• [GIVEN PROBLEM] Copy out, from the entries below, each line holding the string "natural".

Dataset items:

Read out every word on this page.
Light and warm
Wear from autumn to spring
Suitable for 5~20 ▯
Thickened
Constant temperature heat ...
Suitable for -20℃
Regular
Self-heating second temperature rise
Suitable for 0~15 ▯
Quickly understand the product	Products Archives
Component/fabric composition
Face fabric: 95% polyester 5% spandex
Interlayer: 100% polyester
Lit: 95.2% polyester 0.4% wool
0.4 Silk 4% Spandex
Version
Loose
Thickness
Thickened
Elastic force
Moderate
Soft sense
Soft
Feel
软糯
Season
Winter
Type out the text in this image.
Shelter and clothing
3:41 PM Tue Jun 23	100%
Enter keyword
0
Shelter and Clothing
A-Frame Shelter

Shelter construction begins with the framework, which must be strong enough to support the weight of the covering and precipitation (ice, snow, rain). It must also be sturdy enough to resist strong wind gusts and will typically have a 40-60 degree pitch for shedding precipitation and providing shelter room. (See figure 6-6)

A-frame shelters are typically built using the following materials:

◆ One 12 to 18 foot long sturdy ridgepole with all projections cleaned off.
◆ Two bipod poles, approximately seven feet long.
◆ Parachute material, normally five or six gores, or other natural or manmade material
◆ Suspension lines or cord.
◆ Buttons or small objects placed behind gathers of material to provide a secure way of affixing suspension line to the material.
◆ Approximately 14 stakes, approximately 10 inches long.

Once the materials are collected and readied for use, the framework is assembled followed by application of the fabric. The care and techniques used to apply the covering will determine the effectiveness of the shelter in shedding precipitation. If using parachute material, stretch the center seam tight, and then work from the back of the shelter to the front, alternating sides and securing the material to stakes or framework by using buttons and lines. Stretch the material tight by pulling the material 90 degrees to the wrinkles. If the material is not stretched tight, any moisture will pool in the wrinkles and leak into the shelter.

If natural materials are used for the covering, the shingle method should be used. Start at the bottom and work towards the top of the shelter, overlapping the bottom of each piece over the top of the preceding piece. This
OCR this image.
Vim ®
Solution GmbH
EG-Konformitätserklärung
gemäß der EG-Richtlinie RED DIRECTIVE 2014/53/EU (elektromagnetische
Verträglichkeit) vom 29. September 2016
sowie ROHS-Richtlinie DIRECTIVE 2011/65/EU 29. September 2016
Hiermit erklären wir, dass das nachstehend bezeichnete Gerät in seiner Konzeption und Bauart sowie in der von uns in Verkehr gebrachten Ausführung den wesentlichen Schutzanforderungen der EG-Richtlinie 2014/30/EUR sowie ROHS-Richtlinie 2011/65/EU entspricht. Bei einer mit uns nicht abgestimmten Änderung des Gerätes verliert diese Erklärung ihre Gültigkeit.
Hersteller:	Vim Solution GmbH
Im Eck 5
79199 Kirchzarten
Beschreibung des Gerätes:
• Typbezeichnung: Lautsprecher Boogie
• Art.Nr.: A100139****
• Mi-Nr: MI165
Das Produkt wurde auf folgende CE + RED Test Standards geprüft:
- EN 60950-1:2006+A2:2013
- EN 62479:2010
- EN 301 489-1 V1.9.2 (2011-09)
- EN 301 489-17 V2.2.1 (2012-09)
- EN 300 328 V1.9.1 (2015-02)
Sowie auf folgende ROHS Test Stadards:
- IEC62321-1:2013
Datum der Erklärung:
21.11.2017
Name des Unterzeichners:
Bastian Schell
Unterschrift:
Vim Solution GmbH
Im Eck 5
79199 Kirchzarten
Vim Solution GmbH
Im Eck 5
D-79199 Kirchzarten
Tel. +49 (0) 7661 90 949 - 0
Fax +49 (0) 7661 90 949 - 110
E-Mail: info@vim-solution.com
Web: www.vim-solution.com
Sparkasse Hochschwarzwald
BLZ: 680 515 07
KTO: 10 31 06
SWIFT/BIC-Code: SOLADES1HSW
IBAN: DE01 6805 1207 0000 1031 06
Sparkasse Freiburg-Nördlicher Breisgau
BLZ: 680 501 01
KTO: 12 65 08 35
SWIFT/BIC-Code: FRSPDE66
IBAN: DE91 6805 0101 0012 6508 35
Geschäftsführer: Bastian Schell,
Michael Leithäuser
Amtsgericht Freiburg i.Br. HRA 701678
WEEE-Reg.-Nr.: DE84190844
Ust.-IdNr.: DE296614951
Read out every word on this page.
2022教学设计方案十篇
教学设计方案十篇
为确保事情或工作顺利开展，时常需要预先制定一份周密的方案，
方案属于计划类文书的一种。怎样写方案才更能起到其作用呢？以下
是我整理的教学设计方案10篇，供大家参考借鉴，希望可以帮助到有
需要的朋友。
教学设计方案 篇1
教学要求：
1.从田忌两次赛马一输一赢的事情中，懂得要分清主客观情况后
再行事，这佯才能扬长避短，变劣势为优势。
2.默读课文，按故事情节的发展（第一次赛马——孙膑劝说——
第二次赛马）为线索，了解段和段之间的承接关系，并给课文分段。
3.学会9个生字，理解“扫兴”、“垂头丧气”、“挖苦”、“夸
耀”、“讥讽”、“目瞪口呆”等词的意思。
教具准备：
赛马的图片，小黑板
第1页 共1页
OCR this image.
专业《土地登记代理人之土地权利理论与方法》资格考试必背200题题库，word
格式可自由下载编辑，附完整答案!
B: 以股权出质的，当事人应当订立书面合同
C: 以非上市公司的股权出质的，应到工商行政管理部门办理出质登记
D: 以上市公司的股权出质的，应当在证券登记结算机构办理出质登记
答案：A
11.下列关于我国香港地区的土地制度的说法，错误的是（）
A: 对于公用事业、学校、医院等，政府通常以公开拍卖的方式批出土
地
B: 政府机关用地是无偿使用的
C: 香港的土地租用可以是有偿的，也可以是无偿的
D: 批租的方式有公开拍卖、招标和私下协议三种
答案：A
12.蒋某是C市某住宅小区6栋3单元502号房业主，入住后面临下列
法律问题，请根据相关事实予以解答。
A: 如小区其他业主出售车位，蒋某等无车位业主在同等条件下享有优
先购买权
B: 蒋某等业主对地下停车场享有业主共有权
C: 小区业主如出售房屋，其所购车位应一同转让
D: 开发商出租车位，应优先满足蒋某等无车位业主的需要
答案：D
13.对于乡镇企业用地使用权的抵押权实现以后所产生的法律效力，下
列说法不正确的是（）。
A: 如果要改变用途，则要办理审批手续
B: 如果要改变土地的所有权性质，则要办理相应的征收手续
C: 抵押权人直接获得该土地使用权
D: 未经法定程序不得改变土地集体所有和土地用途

• [SOLUTION TO THE EXERCISE]
◆ Parachute material, normally five or six gores, or other natural or manmade material
If natural materials are used for the covering, the shingle method should be used. Start at the bottom and work towards the top of the shelter, overlapping the bottom of each piece over the top of the preceding piece. This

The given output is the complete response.